Your goal
Leave out the pictures and restate the rest of the data exactly.

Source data
■ ■ ■ ■ ■ ■ ■
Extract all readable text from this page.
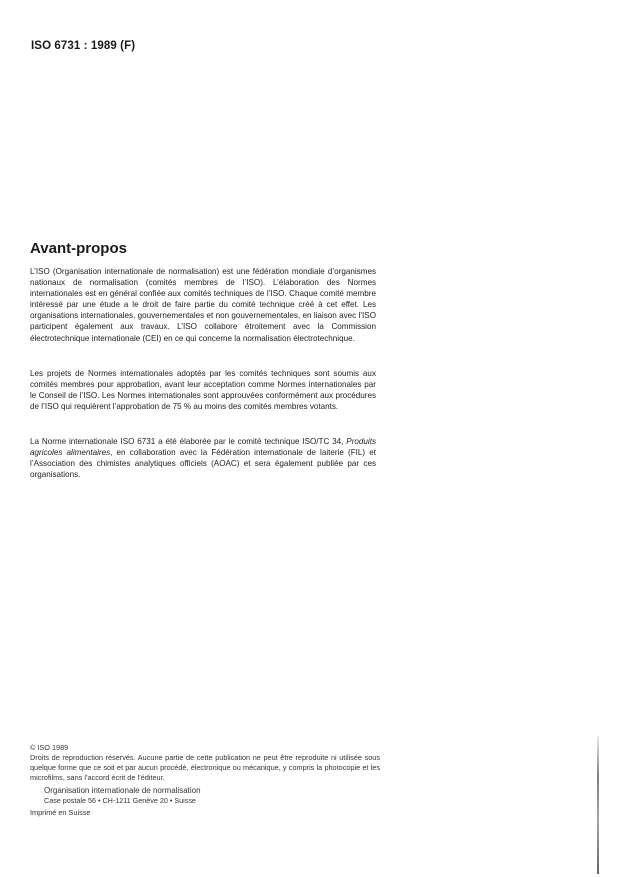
ISO 6731 : 1989 (F)
Avant-propos

L’ISO (Organisation internationale de normalisation) est une fédération mondiale d’organismes nationaux de normalisation (comités membres de l’ISO). L’élaboration des Normes internationales est en général confiée aux comités techniques de l’ISO. Chaque comité membre intéressé par une étude a le droit de faire partie du comité technique créé à cet effet. Les organisations internationales, gouvernementales et non gouvernementales, en liaison avec l’ISO participent également aux travaux. L’ISO collabore étroitement avec la Commission électrotechnique internationale (CEI) en ce qui concerne la normalisation électrotechnique.

Les projets de Normes internationales adoptés par les comités techniques sont soumis aux comités membres pour approbation, avant leur acceptation comme Normes internationales par le Conseil de l’ISO. Les Normes internationales sont approuvées conformément aux procédures de l’ISO qui requièrent l’approbation de 75 % au moins des comités membres votants.

La Norme internationale ISO 6731 a été élaborée par le comité technique ISO/TC 34, Produits agricoles alimentaires, en collaboration avec la Fédération internationale de laiterie (FIL) et l’Association des chimistes analytiques officiels (AOAC) et sera également publiée par ces organisations.

© ISO 1989

Droits de reproduction réservés. Aucune partie de cette publication ne peut être reproduite ni utilisée sous quelque forme que ce soit et par aucun procédé, électronique ou mécanique, y compris la photocopie et les microfilms, sans l’accord écrit de l’éditeur.

Organisation internationale de normalisation
Case postale 56 • CH-1211 Genève 20 • Suisse
Imprimé en Suisse
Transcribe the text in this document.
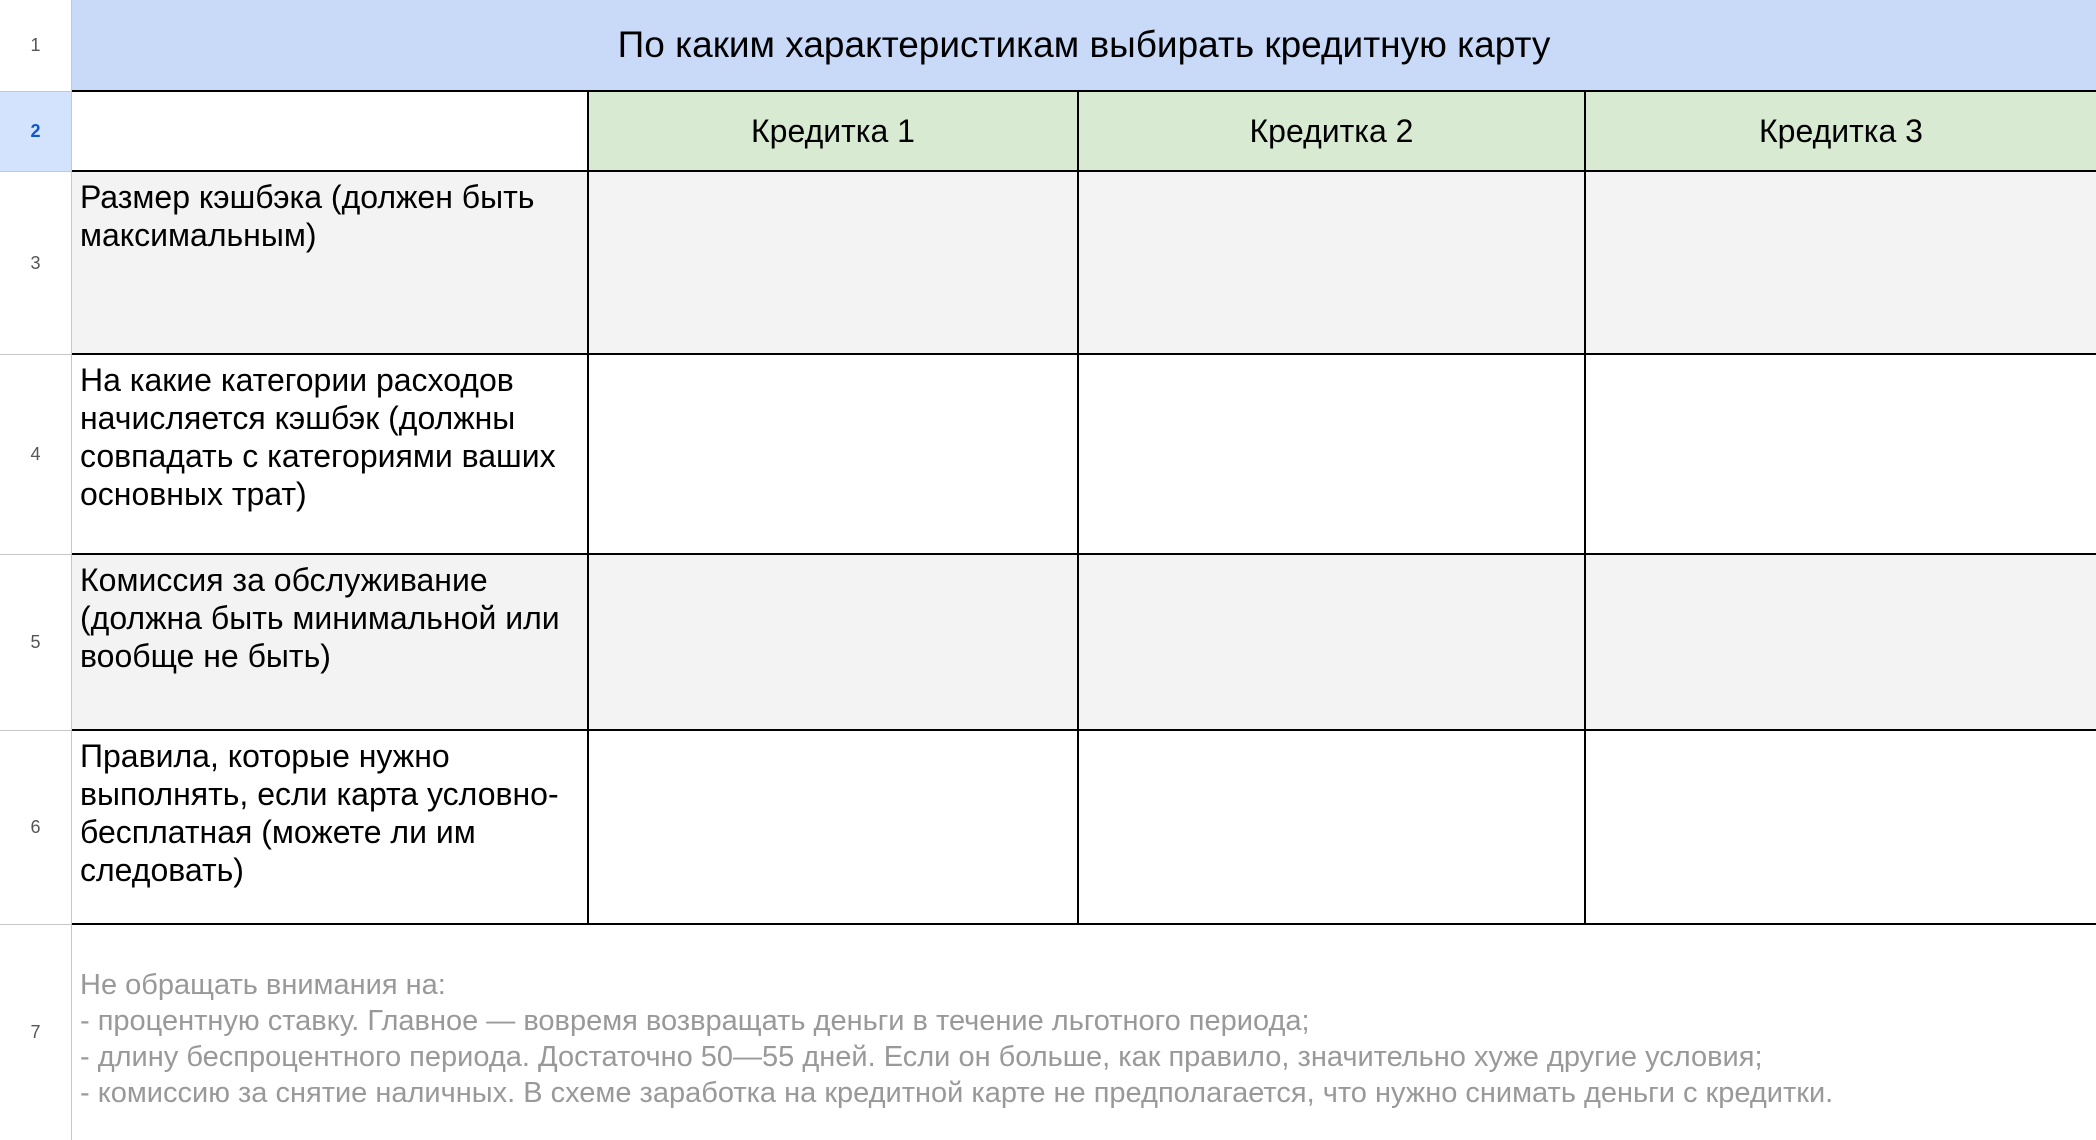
1	По каким характеристикам выбирать кредитную карту
2	Кредитка 1	Кредитка 2	Кредитка 3
3
Размер кэшбэка (должен быть максимальным)
4
На какие категории расходов начисляется кэшбэк (должны совпадать с категориями ваших основных трат)
5
Комиссия за обслуживание (должна быть минимальной или вообще не быть)
6
Правила, которые нужно выполнять, если карта условно-бесплатная (можете ли им следовать)
7
Не обращать внимания на:
- процентную ставку. Главное — вовремя возвращать деньги в течение льготного периода;
- длину беспроцентного периода. Достаточно 50—55 дней. Если он больше, как правило, значительно хуже другие условия;
- комиссию за снятие наличных. В схеме заработка на кредитной карте не предполагается, что нужно снимать деньги с кредитки.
■ ■ ■ ■ ■ ■ ■
Finished answer
Extract all readable text from this page.
ISO 6731 : 1989 (F)
Avant-propos

L’ISO (Organisation internationale de normalisation) est une fédération mondiale d’organismes nationaux de normalisation (comités membres de l’ISO). L’élaboration des Normes internationales est en général confiée aux comités techniques de l’ISO. Chaque comité membre intéressé par une étude a le droit de faire partie du comité technique créé à cet effet. Les organisations internationales, gouvernementales et non gouvernementales, en liaison avec l’ISO participent également aux travaux. L’ISO collabore étroitement avec la Commission électrotechnique internationale (CEI) en ce qui concerne la normalisation électrotechnique.

Les projets de Normes internationales adoptés par les comités techniques sont soumis aux comités membres pour approbation, avant leur acceptation comme Normes internationales par le Conseil de l’ISO. Les Normes internationales sont approuvées conformément aux procédures de l’ISO qui requièrent l’approbation de 75 % au moins des comités membres votants.

La Norme internationale ISO 6731 a été élaborée par le comité technique ISO/TC 34, Produits agricoles alimentaires, en collaboration avec la Fédération internationale de laiterie (FIL) et l’Association des chimistes analytiques officiels (AOAC) et sera également publiée par ces organisations.

© ISO 1989

Droits de reproduction réservés. Aucune partie de cette publication ne peut être reproduite ni utilisée sous quelque forme que ce soit et par aucun procédé, électronique ou mécanique, y compris la photocopie et les microfilms, sans l’accord écrit de l’éditeur.

Organisation internationale de normalisation
Case postale 56 • CH-1211 Genève 20 • Suisse
Imprimé en Suisse
Transcribe the text in this document.
1	По каким характеристикам выбирать кредитную карту
2	Кредитка 1	Кредитка 2	Кредитка 3
3
Размер кэшбэка (должен быть максимальным)
4
На какие категории расходов начисляется кэшбэк (должны совпадать с категориями ваших основных трат)
5
Комиссия за обслуживание (должна быть минимальной или вообще не быть)
6
Правила, которые нужно выполнять, если карта условно-бесплатная (можете ли им следовать)
7
Не обращать внимания на:
- процентную ставку. Главное — вовремя возвращать деньги в течение льготного периода;
- длину беспроцентного периода. Достаточно 50—55 дней. Если он больше, как правило, значительно хуже другие условия;
- комиссию за снятие наличных. В схеме заработка на кредитной карте не предполагается, что нужно снимать деньги с кредитки.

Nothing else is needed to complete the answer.